Stated task = For the records below, say how many lines contain the string "изложить". Give the number only.
======
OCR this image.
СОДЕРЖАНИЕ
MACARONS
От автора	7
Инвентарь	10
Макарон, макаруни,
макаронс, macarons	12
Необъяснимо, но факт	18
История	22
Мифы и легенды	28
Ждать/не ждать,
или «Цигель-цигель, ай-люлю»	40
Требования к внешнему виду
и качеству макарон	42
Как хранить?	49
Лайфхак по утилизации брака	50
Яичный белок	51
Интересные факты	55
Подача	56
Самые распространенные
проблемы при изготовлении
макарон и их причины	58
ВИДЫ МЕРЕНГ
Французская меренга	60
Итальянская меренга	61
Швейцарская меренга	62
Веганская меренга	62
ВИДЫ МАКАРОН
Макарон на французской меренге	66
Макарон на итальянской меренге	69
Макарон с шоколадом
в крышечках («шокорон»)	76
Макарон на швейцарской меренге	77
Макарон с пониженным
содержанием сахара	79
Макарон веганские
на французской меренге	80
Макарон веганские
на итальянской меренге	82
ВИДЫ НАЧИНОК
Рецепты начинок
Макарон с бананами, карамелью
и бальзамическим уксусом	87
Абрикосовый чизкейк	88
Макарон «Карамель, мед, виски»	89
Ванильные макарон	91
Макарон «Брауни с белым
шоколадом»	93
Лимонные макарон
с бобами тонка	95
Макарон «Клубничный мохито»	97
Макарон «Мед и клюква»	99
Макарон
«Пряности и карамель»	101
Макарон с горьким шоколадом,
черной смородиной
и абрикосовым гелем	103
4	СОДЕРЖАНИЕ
======
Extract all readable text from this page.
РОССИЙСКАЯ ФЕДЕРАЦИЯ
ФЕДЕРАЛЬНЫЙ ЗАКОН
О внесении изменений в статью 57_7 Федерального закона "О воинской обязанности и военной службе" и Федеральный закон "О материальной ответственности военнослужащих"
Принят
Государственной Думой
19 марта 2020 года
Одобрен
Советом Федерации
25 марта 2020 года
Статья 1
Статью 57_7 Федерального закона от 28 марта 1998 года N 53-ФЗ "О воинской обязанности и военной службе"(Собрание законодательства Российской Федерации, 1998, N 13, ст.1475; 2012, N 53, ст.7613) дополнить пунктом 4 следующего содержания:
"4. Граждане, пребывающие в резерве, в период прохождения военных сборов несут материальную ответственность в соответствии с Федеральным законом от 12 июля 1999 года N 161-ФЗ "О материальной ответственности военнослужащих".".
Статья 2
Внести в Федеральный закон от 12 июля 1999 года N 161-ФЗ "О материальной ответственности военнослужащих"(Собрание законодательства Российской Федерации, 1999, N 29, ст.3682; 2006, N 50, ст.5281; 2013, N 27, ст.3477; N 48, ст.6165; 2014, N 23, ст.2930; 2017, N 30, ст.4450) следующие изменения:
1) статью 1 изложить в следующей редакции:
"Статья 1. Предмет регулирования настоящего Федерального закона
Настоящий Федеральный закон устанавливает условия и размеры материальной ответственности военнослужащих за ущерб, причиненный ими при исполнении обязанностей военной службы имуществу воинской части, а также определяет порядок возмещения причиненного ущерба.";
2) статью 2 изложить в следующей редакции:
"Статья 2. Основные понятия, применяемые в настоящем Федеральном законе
======
Response to this exercise = 2